╭─ Extracted data

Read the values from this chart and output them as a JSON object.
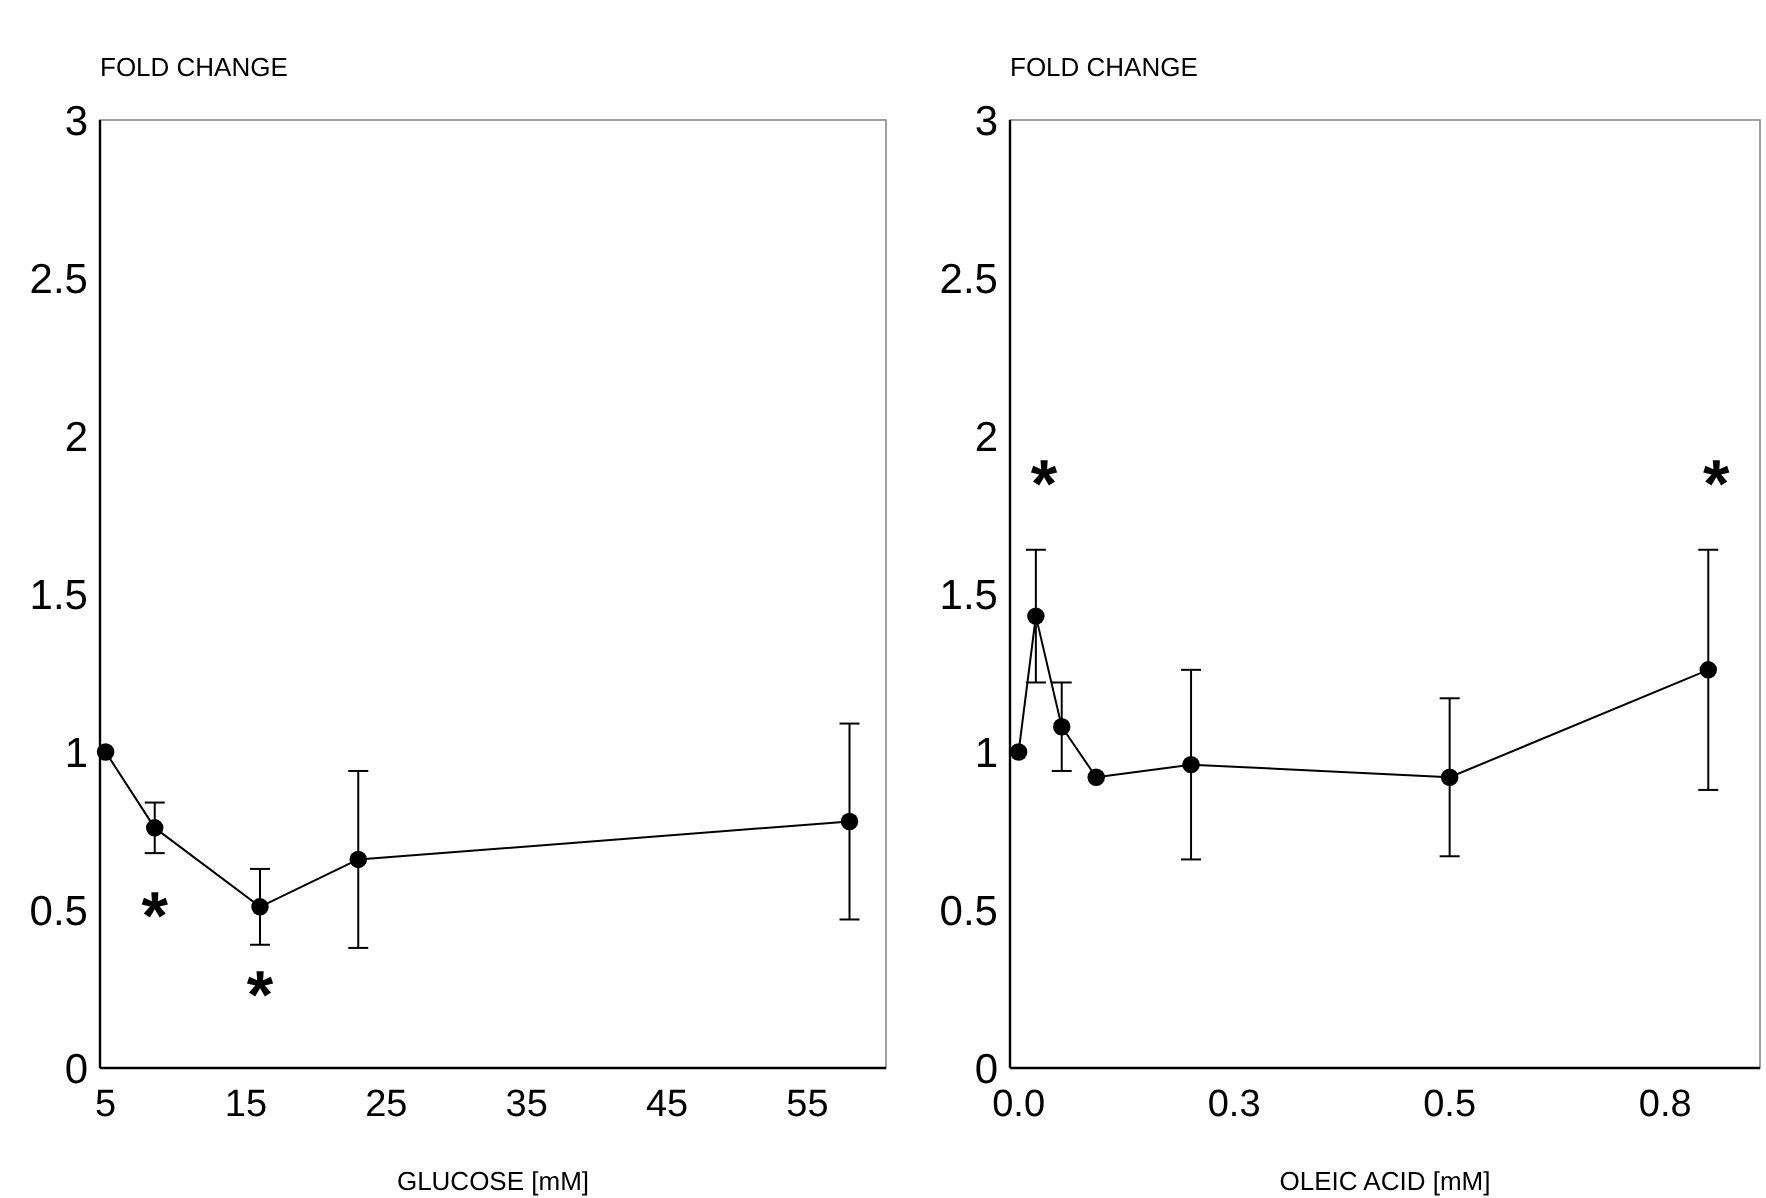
{
  "chart_data": [
    {
      "type": "line",
      "ylabel": "FOLD CHANGE",
      "xlabel": "GLUCOSE [mM]",
      "xlim": [
        4.6,
        60.6
      ],
      "ylim": [
        0,
        3
      ],
      "xticks": [
        5,
        15,
        25,
        35,
        45,
        55
      ],
      "yticks": [
        0,
        0.5,
        1,
        1.5,
        2,
        2.5,
        3
      ],
      "x": [
        5,
        8.5,
        16,
        23,
        58
      ],
      "marker": "circle",
      "series": [
        {
          "color": "#000000",
          "values": [
            1.0,
            0.76,
            0.51,
            0.66,
            0.78
          ],
          "errors": [
            null,
            0.08,
            0.12,
            0.28,
            0.31
          ]
        }
      ],
      "annotations": [
        {
          "text": "*",
          "x": 8.5,
          "y": 0.76
        },
        {
          "text": "*",
          "x": 16,
          "y": 0.51
        }
      ]
    },
    {
      "type": "line",
      "ylabel": "FOLD CHANGE",
      "xlabel": "OLEIC ACID [mM]",
      "xlim": [
        -0.01,
        0.86
      ],
      "ylim": [
        0,
        3
      ],
      "xticks": [
        {
          "value": 0,
          "label": "0.0"
        },
        {
          "value": 0.25,
          "label": "0.3"
        },
        {
          "value": 0.5,
          "label": "0.5"
        },
        {
          "value": 0.75,
          "label": "0.8"
        }
      ],
      "yticks": [
        0,
        0.5,
        1,
        1.5,
        2,
        2.5,
        3
      ],
      "x": [
        0,
        0.02,
        0.05,
        0.09,
        0.2,
        0.5,
        0.8
      ],
      "marker": "circle",
      "series": [
        {
          "color": "#000000",
          "values": [
            1.0,
            1.43,
            1.08,
            0.92,
            0.96,
            0.92,
            1.26
          ],
          "errors": [
            null,
            0.21,
            0.14,
            null,
            0.3,
            0.25,
            0.38
          ]
        }
      ],
      "annotations": [
        {
          "text": "*",
          "x": 0.02,
          "y": 1.43
        },
        {
          "text": "*",
          "x": 0.8,
          "y": 1.26
        }
      ]
    }
  ]
}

╰─

(Requirement)
Extract the full listing exactly, with the pictures left out.

(Task answer)
Read the values from this chart and output them as a JSON object.
{
  "chart_data": [
    {
      "type": "line",
      "ylabel": "FOLD CHANGE",
      "xlabel": "GLUCOSE [mM]",
      "xlim": [
        4.6,
        60.6
      ],
      "ylim": [
        0,
        3
      ],
      "xticks": [
        5,
        15,
        25,
        35,
        45,
        55
      ],
      "yticks": [
        0,
        0.5,
        1,
        1.5,
        2,
        2.5,
        3
      ],
      "x": [
        5,
        8.5,
        16,
        23,
        58
      ],
      "marker": "circle",
      "series": [
        {
          "color": "#000000",
          "values": [
            1.0,
            0.76,
            0.51,
            0.66,
            0.78
          ],
          "errors": [
            null,
            0.08,
            0.12,
            0.28,
            0.31
          ]
        }
      ],
      "annotations": [
        {
          "text": "*",
          "x": 8.5,
          "y": 0.76
        },
        {
          "text": "*",
          "x": 16,
          "y": 0.51
        }
      ]
    },
    {
      "type": "line",
      "ylabel": "FOLD CHANGE",
      "xlabel": "OLEIC ACID [mM]",
      "xlim": [
        -0.01,
        0.86
      ],
      "ylim": [
        0,
        3
      ],
      "xticks": [
        {
          "value": 0,
          "label": "0.0"
        },
        {
          "value": 0.25,
          "label": "0.3"
        },
        {
          "value": 0.5,
          "label": "0.5"
        },
        {
          "value": 0.75,
          "label": "0.8"
        }
      ],
      "yticks": [
        0,
        0.5,
        1,
        1.5,
        2,
        2.5,
        3
      ],
      "x": [
        0,
        0.02,
        0.05,
        0.09,
        0.2,
        0.5,
        0.8
      ],
      "marker": "circle",
      "series": [
        {
          "color": "#000000",
          "values": [
            1.0,
            1.43,
            1.08,
            0.92,
            0.96,
            0.92,
            1.26
          ],
          "errors": [
            null,
            0.21,
            0.14,
            null,
            0.3,
            0.25,
            0.38
          ]
        }
      ],
      "annotations": [
        {
          "text": "*",
          "x": 0.02,
          "y": 1.43
        },
        {
          "text": "*",
          "x": 0.8,
          "y": 1.26
        }
      ]
    }
  ]
}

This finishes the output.